Stated exercise a:
Copy everything in the records from the line containing "button[interactable]: Password: [0, 319, 576, 404]" down to the end of the records, both ends included, without changing a character.

Document passage:
##############################

Version 1.3 of ai05s/ai05-0170-1.txt

!standard D.14(9/2) 10-06-04 AI05-0170-1/03
!standard D.14(11/2)
!standard D.14(13/2)
!standard D.14(18/2)
!standard D.14.3(0)
!class Amendment 09-10-22
!status work item 09-10-22
!status received 09-10-22
!priority Medium
!difficulty Easy
!subject Monitoring the time spent in Interrupt Handlers

Ada 2005 defines execution time clocks and timers for tasks, and leaves the accounting of the execution time of interrupts as implementation-defined. Implementation advice is provided to enhance execution time clocks and timers by appropriately accounting for execution time of interrupts when possible on the underlying platform.

Ada 2005 defines execution-time clocks to monitor execution times and execution-time timers and group budgets to trigger actions when the execution time of a task or a task group reaches a specific value. This functionality is very useful to detect timing violations as well as to implement advanced scheduling policies such as those making resource reservations.

The Ada standard leaves as "implementation defined" the way in which the execution time of interrupt handlers is accounted for:

A common and simple implementation will charge the time consumed by the interrupt handlers to the task executing when the interrupt is generated. This is done under the assumption that the effect of interrupt handlers on the execution time clocks is negligible since the interrupt handlers are usually very sort pieces of code. However, in real-time systems that undertake an intensive use of interrupts this assumption may not be realistic. For example, Ada 2005 has introduced timed events that can execute handlers in interrupt context. The facility is convenient and has low overheads, and therefore programmers are tempted to putting more code into these handlers.

##############################

Dataset records:
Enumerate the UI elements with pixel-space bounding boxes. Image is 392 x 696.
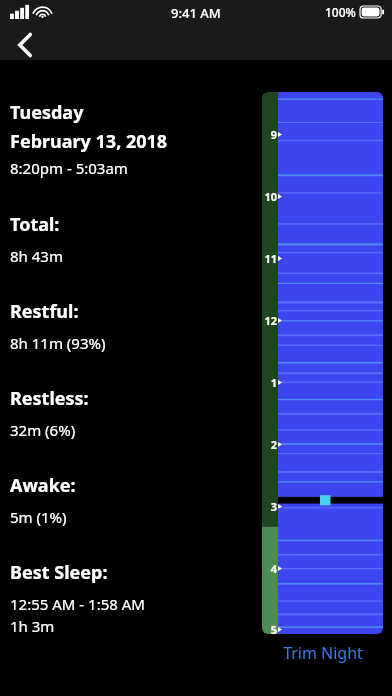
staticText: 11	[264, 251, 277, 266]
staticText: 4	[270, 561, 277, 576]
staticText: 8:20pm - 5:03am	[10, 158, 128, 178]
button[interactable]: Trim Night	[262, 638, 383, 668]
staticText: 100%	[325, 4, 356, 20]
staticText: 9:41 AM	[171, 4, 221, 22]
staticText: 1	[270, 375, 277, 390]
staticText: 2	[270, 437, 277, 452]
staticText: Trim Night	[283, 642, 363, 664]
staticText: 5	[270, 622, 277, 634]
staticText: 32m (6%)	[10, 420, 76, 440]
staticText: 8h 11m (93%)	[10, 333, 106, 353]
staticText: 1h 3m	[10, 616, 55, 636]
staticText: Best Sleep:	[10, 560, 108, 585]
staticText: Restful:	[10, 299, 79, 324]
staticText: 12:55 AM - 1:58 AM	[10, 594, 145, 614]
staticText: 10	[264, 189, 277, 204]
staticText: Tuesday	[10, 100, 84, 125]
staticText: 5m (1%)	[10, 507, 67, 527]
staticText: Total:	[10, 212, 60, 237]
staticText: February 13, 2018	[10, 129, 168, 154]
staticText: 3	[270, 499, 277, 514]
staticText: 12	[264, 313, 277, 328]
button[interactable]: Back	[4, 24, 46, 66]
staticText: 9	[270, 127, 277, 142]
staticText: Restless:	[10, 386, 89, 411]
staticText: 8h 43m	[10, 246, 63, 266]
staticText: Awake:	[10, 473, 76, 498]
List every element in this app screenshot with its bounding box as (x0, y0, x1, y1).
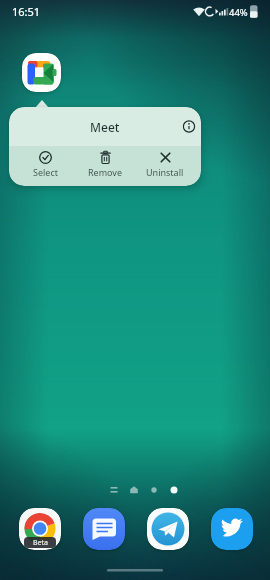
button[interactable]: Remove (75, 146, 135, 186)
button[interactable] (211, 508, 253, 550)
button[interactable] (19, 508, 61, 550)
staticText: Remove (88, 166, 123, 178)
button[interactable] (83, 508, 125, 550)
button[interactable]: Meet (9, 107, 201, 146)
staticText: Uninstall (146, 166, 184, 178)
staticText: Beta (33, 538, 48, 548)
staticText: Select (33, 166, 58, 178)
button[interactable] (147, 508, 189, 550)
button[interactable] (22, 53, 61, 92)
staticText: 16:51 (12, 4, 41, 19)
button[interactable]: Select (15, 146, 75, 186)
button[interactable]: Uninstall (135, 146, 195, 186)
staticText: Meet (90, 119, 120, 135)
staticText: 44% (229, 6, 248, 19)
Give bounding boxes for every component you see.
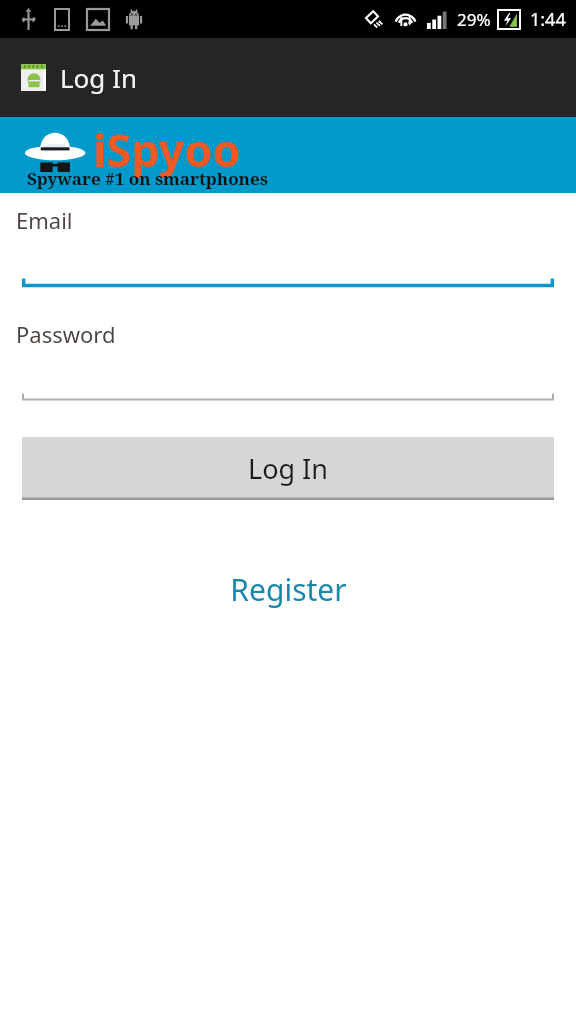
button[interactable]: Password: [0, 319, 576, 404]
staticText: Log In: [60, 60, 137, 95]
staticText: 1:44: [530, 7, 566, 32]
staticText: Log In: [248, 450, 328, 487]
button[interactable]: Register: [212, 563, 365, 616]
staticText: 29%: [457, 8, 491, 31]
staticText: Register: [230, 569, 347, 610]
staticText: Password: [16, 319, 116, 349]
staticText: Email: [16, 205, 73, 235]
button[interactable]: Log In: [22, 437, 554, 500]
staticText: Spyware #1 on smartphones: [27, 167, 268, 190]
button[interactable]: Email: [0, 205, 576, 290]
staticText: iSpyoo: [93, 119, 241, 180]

##############################

Stated exercise b:
In the document on monitoring time spent in interrupt handlers, what does a common and simple implementation charge the time consumed by interrupt handlers to?

Problem solution a:
button[interactable]: Password: [0, 319, 576, 404]
staticText: Log In: [60, 60, 137, 95]
staticText: 1:44: [530, 7, 566, 32]
staticText: Log In: [248, 450, 328, 487]
button[interactable]: Register: [212, 563, 365, 616]
staticText: 29%: [457, 8, 491, 31]
staticText: Register: [230, 569, 347, 610]
staticText: Password: [16, 319, 116, 349]
staticText: Email: [16, 205, 73, 235]
button[interactable]: Log In: [22, 437, 554, 500]
staticText: Spyware #1 on smartphones: [27, 167, 268, 190]
button[interactable]: Email: [0, 205, 576, 290]
staticText: iSpyoo: [93, 119, 241, 180]

Problem solution b:
The task executing when the interrupt is generated.